_Exercise:_
Reproduce the rows verbatim, starting at the one containing "x-tick-label: May '23 (191, 591, 233, 605)" and ending at the one containing "watermark-logo (421, 286, 517, 382)", with both of those included.

_Layout element annotations:_
◇ ◇ ◇ ◇ ◇ ◇ ◇
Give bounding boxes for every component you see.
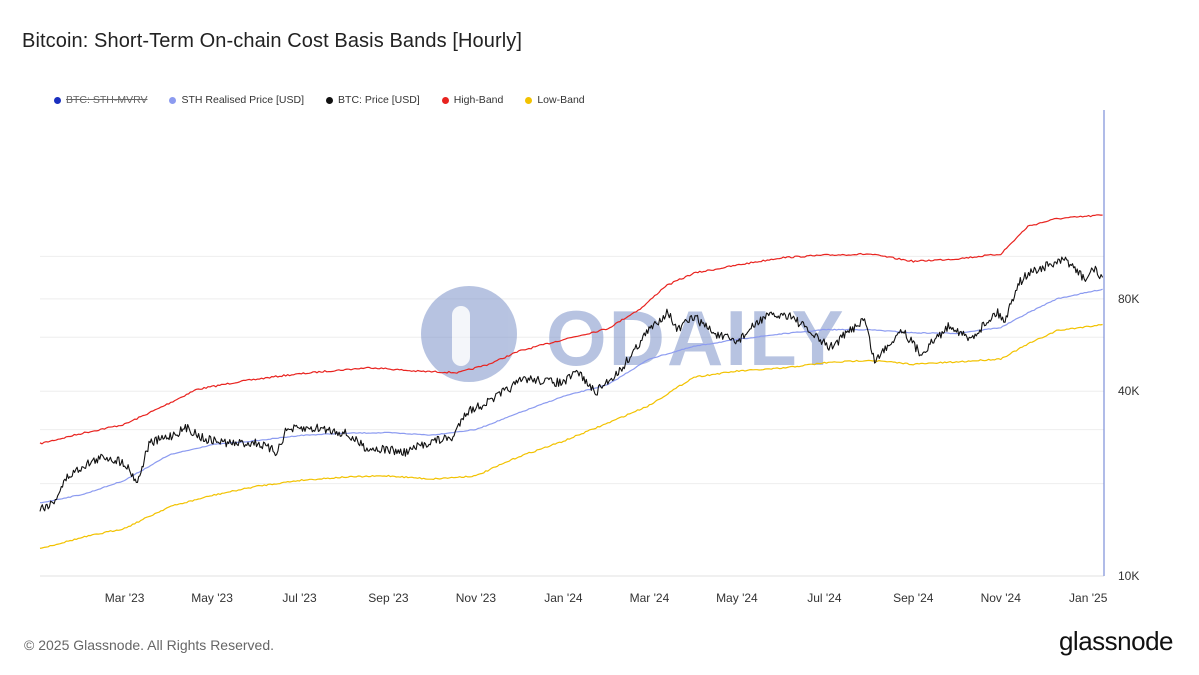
x-tick-label: May '23 (191, 591, 233, 605)
x-tick-label: Mar '24 (630, 591, 670, 605)
x-tick-label: Nov '23 (456, 591, 497, 605)
legend-swatch (326, 96, 334, 104)
legend-swatch (525, 96, 533, 104)
legend-label: Low-Band (537, 94, 585, 106)
series-line-btc-price-usd (39, 256, 1104, 512)
series-line-sth-realised-price-usd (39, 288, 1103, 504)
legend-swatch (54, 96, 61, 104)
series-line-low-band (39, 323, 1103, 549)
y-tick-label: 40K (1118, 384, 1139, 398)
x-tick-label: May '24 (716, 591, 758, 605)
legend-item-btc-price[interactable]: BTC: Price [USD] (326, 94, 420, 106)
watermark-text: ODAILY (546, 294, 846, 382)
y-tick-label: 10K (1118, 569, 1139, 583)
legend-swatch (169, 96, 177, 104)
watermark-logo (421, 286, 517, 382)
legend-item-sth-mvrv[interactable]: BTC: STH-MVRV (54, 94, 147, 106)
x-tick-label: Jan '25 (1069, 591, 1108, 605)
legend-label: High-Band (453, 94, 504, 106)
chart-title: Bitcoin: Short-Term On-chain Cost Basis … (22, 30, 523, 52)
x-tick-label: Sep '23 (368, 591, 409, 605)
copyright-text: © 2025 Glassnode. All Rights Reserved. (24, 637, 275, 653)
x-tick-label: Sep '24 (893, 591, 934, 605)
x-tick-label: Nov '24 (981, 591, 1022, 605)
legend-label: STH Realised Price [USD] (181, 94, 305, 106)
watermark-notch (452, 306, 470, 366)
glassnode-logo: glassnode (1058, 626, 1174, 656)
legend-label: BTC: STH-MVRV (66, 94, 148, 106)
x-tick-label: Jul '23 (282, 591, 317, 605)
chart-legend: BTC: STH-MVRV STH Realised Price [USD] B… (54, 94, 585, 106)
x-tick-label: Mar '23 (105, 591, 145, 605)
legend-item-sth-realised-price[interactable]: STH Realised Price [USD] (169, 94, 304, 106)
legend-swatch (441, 96, 449, 104)
x-tick-label: Jan '24 (544, 591, 583, 605)
legend-label: BTC: Price [USD] (338, 94, 420, 106)
x-tick-label: Jul '24 (807, 591, 842, 605)
watermark-circle (421, 286, 517, 382)
y-tick-label: 80K (1118, 292, 1139, 306)
legend-item-high-band[interactable]: High-Band (441, 94, 504, 106)
legend-item-low-band[interactable]: Low-Band (525, 94, 585, 106)
series-line-high-band (39, 214, 1103, 445)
◇ ◇ ◇ ◇ ◇ ◇ ◇
_Result below:_
x-tick-label: May '23 (191, 591, 233, 605)
x-tick-label: Mar '24 (630, 591, 670, 605)
x-tick-label: Nov '23 (456, 591, 497, 605)
legend-swatch (326, 96, 334, 104)
legend-swatch (525, 96, 533, 104)
legend-label: Low-Band (537, 94, 585, 106)
series-line-btc-price-usd (39, 256, 1104, 512)
series-line-sth-realised-price-usd (39, 288, 1103, 504)
legend-swatch (54, 96, 61, 104)
series-line-low-band (39, 323, 1103, 549)
y-tick-label: 40K (1118, 384, 1139, 398)
x-tick-label: May '24 (716, 591, 758, 605)
legend-item-btc-price[interactable]: BTC: Price [USD] (326, 94, 420, 106)
watermark-text: ODAILY (546, 294, 846, 382)
y-tick-label: 10K (1118, 569, 1139, 583)
legend-swatch (169, 96, 177, 104)
watermark-logo (421, 286, 517, 382)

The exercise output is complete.